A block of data

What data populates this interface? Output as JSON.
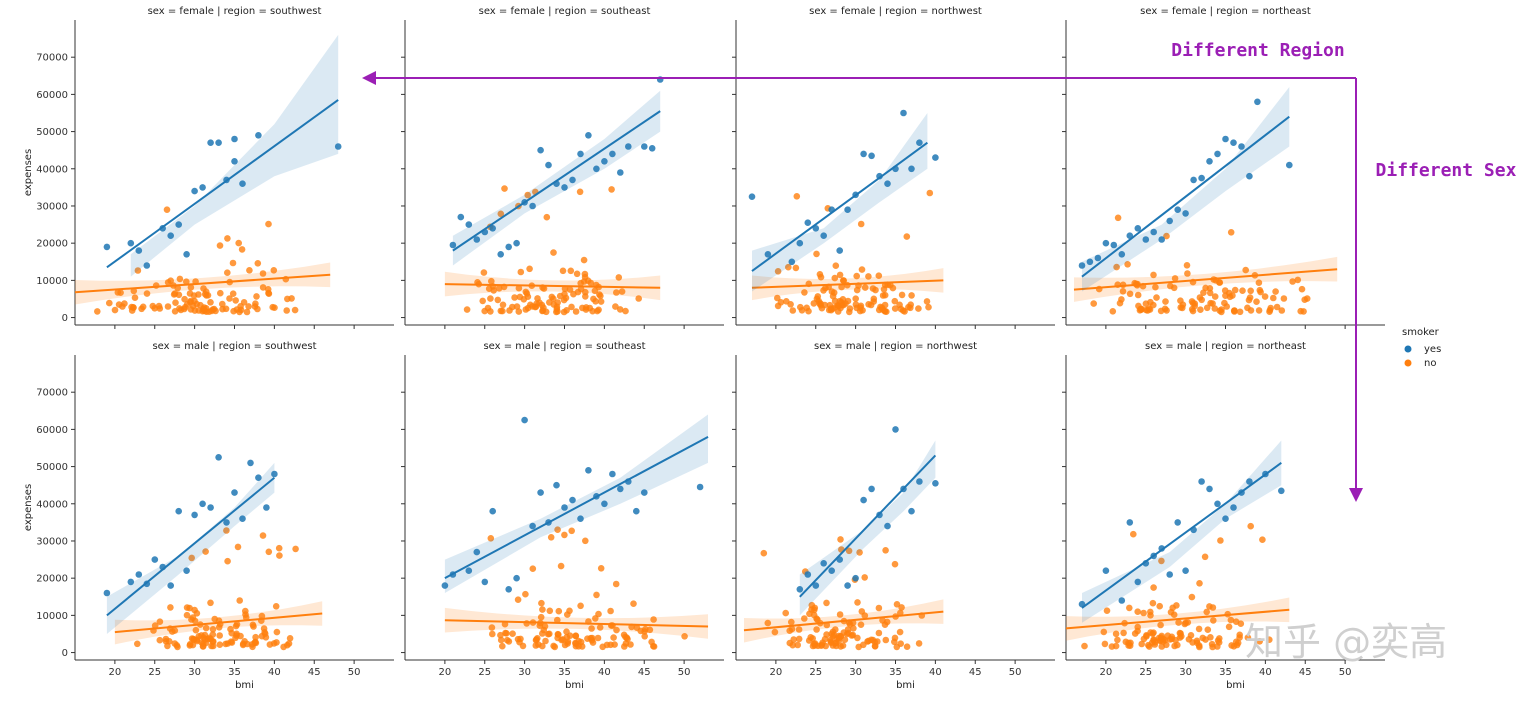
{
  "chart_data": {
    "type": "scatter",
    "subtype": "lmplot facet grid with regression lines and confidence bands",
    "xlabel": "bmi",
    "ylabel": "expenses",
    "xticks": [
      20,
      25,
      30,
      35,
      40,
      45,
      50
    ],
    "yticks": [
      0,
      10000,
      20000,
      30000,
      40000,
      50000,
      60000,
      70000
    ],
    "xlim": [
      15,
      55
    ],
    "ylim": [
      -2000,
      80000
    ],
    "row_var": "sex",
    "col_var": "region",
    "legend": {
      "title": "smoker",
      "entries": [
        {
          "label": "yes",
          "color": "#1f77b4"
        },
        {
          "label": "no",
          "color": "#ff7f0e"
        }
      ],
      "placement": "right"
    },
    "panels": [
      {
        "title": "sex = female | region = southwest",
        "yes": {
          "fit": [
            [
              19,
              13500
            ],
            [
              48,
              58500
            ]
          ],
          "band": [
            [
              22,
              17000,
              11000
            ],
            [
              30,
              30000,
              25000
            ],
            [
              40,
              52000,
              38000
            ],
            [
              48,
              76000,
              44000
            ]
          ],
          "x": [
            19,
            22,
            23,
            24,
            26,
            27,
            28,
            29,
            30,
            31,
            32,
            33,
            34,
            35,
            35,
            36,
            38,
            48
          ],
          "y": [
            19000,
            20000,
            18000,
            14000,
            24000,
            22000,
            25000,
            17000,
            34000,
            35000,
            47000,
            47000,
            37000,
            48000,
            42000,
            36000,
            49000,
            46000
          ]
        },
        "no": {
          "fit": [
            [
              15,
              6800
            ],
            [
              47,
              11500
            ]
          ]
        }
      },
      {
        "title": "sex = female | region = southeast",
        "yes": {
          "fit": [
            [
              21,
              18000
            ],
            [
              47,
              55500
            ]
          ],
          "band": [
            [
              21,
              22000,
              14000
            ],
            [
              30,
              33000,
              28000
            ],
            [
              40,
              48000,
              40000
            ],
            [
              47,
              61000,
              50000
            ]
          ],
          "x": [
            21,
            22,
            23,
            24,
            25,
            26,
            27,
            28,
            29,
            30,
            31,
            32,
            33,
            34,
            35,
            36,
            37,
            38,
            39,
            40,
            41,
            42,
            43,
            45,
            46,
            47
          ],
          "y": [
            19500,
            27000,
            25000,
            21000,
            23000,
            24000,
            17000,
            19000,
            20000,
            31000,
            30000,
            45000,
            41000,
            36000,
            35000,
            37000,
            44000,
            49000,
            40000,
            42000,
            44000,
            39000,
            46000,
            46000,
            45500,
            64000
          ]
        },
        "no": {
          "fit": [
            [
              20,
              9000
            ],
            [
              47,
              8000
            ]
          ]
        }
      },
      {
        "title": "sex = female | region = northwest",
        "yes": {
          "fit": [
            [
              17,
              12500
            ],
            [
              39,
              47000
            ]
          ],
          "band": [
            [
              17,
              18000,
              7000
            ],
            [
              26,
              24000,
              20000
            ],
            [
              33,
              37000,
              31000
            ],
            [
              39,
              55000,
              40000
            ]
          ],
          "x": [
            17,
            19,
            22,
            23,
            24,
            25,
            26,
            27,
            28,
            29,
            30,
            31,
            32,
            33,
            34,
            35,
            36,
            37,
            38,
            40
          ],
          "y": [
            32500,
            17000,
            15000,
            20000,
            25500,
            24000,
            22000,
            29000,
            18000,
            29000,
            33000,
            44000,
            43500,
            38000,
            36000,
            40000,
            55000,
            40000,
            47000,
            43000
          ]
        },
        "no": {
          "fit": [
            [
              17,
              8000
            ],
            [
              41,
              10000
            ]
          ]
        }
      },
      {
        "title": "sex = female | region = northeast",
        "yes": {
          "fit": [
            [
              17,
              11000
            ],
            [
              43,
              54000
            ]
          ],
          "band": [
            [
              17,
              15000,
              7000
            ],
            [
              27,
              25000,
              21000
            ],
            [
              35,
              40000,
              34000
            ],
            [
              43,
              62000,
              46000
            ]
          ],
          "x": [
            17,
            18,
            19,
            20,
            21,
            22,
            23,
            24,
            25,
            26,
            27,
            28,
            29,
            30,
            31,
            32,
            33,
            34,
            35,
            36,
            37,
            38,
            39,
            43
          ],
          "y": [
            14000,
            15000,
            16000,
            20000,
            19500,
            17000,
            22000,
            24000,
            21000,
            23000,
            21000,
            26000,
            29000,
            28000,
            37000,
            37500,
            42000,
            44000,
            48000,
            47000,
            46000,
            38000,
            58000,
            41000
          ]
        },
        "no": {
          "fit": [
            [
              16,
              7500
            ],
            [
              49,
              13000
            ]
          ]
        }
      },
      {
        "title": "sex = male | region = southwest",
        "yes": {
          "fit": [
            [
              19,
              10000
            ],
            [
              40,
              47000
            ]
          ],
          "band": [
            [
              19,
              15000,
              5000
            ],
            [
              28,
              26000,
              21000
            ],
            [
              35,
              39000,
              34000
            ],
            [
              40,
              51000,
              43000
            ]
          ],
          "x": [
            19,
            22,
            23,
            24,
            25,
            26,
            27,
            28,
            29,
            30,
            31,
            32,
            33,
            34,
            35,
            36,
            37,
            38,
            39,
            40
          ],
          "y": [
            16000,
            19000,
            21000,
            18500,
            25000,
            23000,
            18000,
            38000,
            22000,
            37000,
            40000,
            39000,
            52500,
            35000,
            43000,
            36000,
            51000,
            47000,
            39000,
            48000
          ]
        },
        "no": {
          "fit": [
            [
              20,
              5500
            ],
            [
              46,
              10500
            ]
          ]
        }
      },
      {
        "title": "sex = male | region = southeast",
        "yes": {
          "fit": [
            [
              20,
              20000
            ],
            [
              53,
              58000
            ]
          ],
          "band": [
            [
              20,
              25000,
              16000
            ],
            [
              32,
              36000,
              31000
            ],
            [
              42,
              47000,
              40000
            ],
            [
              53,
              64000,
              51000
            ]
          ],
          "x": [
            20,
            21,
            23,
            24,
            25,
            26,
            28,
            29,
            30,
            31,
            32,
            33,
            34,
            35,
            36,
            37,
            38,
            39,
            40,
            41,
            42,
            43,
            44,
            45,
            52
          ],
          "y": [
            18000,
            21000,
            22000,
            27000,
            19000,
            38000,
            17000,
            20000,
            62500,
            34000,
            43000,
            35000,
            45000,
            39000,
            41000,
            36000,
            49000,
            42000,
            40000,
            48000,
            44000,
            46000,
            38000,
            43000,
            44500
          ]
        },
        "no": {
          "fit": [
            [
              20,
              8700
            ],
            [
              53,
              7000
            ]
          ]
        }
      },
      {
        "title": "sex = male | region = northwest",
        "yes": {
          "fit": [
            [
              23,
              15000
            ],
            [
              40,
              53000
            ]
          ],
          "band": [
            [
              23,
              21000,
              10000
            ],
            [
              31,
              33000,
              28000
            ],
            [
              36,
              43000,
              38000
            ],
            [
              40,
              57000,
              47000
            ]
          ],
          "x": [
            23,
            24,
            25,
            26,
            27,
            28,
            29,
            30,
            31,
            32,
            33,
            34,
            35,
            36,
            37,
            38,
            40
          ],
          "y": [
            17000,
            21000,
            18000,
            24000,
            22000,
            25000,
            18000,
            20000,
            41000,
            44000,
            37000,
            34000,
            60000,
            44000,
            38000,
            46000,
            45500
          ]
        },
        "no": {
          "fit": [
            [
              16,
              6000
            ],
            [
              41,
              11000
            ]
          ]
        }
      },
      {
        "title": "sex = male | region = northeast",
        "yes": {
          "fit": [
            [
              17,
              12000
            ],
            [
              42,
              51000
            ]
          ],
          "band": [
            [
              17,
              16000,
              8000
            ],
            [
              28,
              27000,
              23000
            ],
            [
              35,
              40000,
              36000
            ],
            [
              42,
              57000,
              45000
            ]
          ],
          "x": [
            17,
            20,
            22,
            23,
            24,
            25,
            26,
            27,
            28,
            29,
            30,
            31,
            32,
            33,
            34,
            35,
            36,
            37,
            38,
            40,
            42
          ],
          "y": [
            13000,
            22000,
            14000,
            35000,
            19000,
            24000,
            26000,
            28000,
            21000,
            35000,
            22000,
            33000,
            46000,
            44000,
            40000,
            36000,
            39000,
            43000,
            46000,
            48000,
            43500
          ]
        },
        "no": {
          "fit": [
            [
              15,
              6500
            ],
            [
              43,
              11500
            ]
          ]
        }
      }
    ],
    "annotations": [
      "Different Region",
      "Different Sex"
    ]
  },
  "colors": {
    "yes": "#1f77b4",
    "no": "#ff7f0e",
    "annotation": "#9b1fb5",
    "band_yes": "#1f77b4",
    "band_no": "#ff7f0e"
  },
  "watermark": "知乎 @奕高"
}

* [AIM OF THE TASK]: Within the listing above, find every line containing the string "title" and return it.

* [WRITTEN RESPONSE]:
      "title": "smoker",
        "title": "sex = female | region = southwest",
        "title": "sex = female | region = southeast",
        "title": "sex = female | region = northwest",
        "title": "sex = female | region = northeast",
        "title": "sex = male | region = southwest",
        "title": "sex = male | region = southeast",
        "title": "sex = male | region = northwest",
        "title": "sex = male | region = northeast",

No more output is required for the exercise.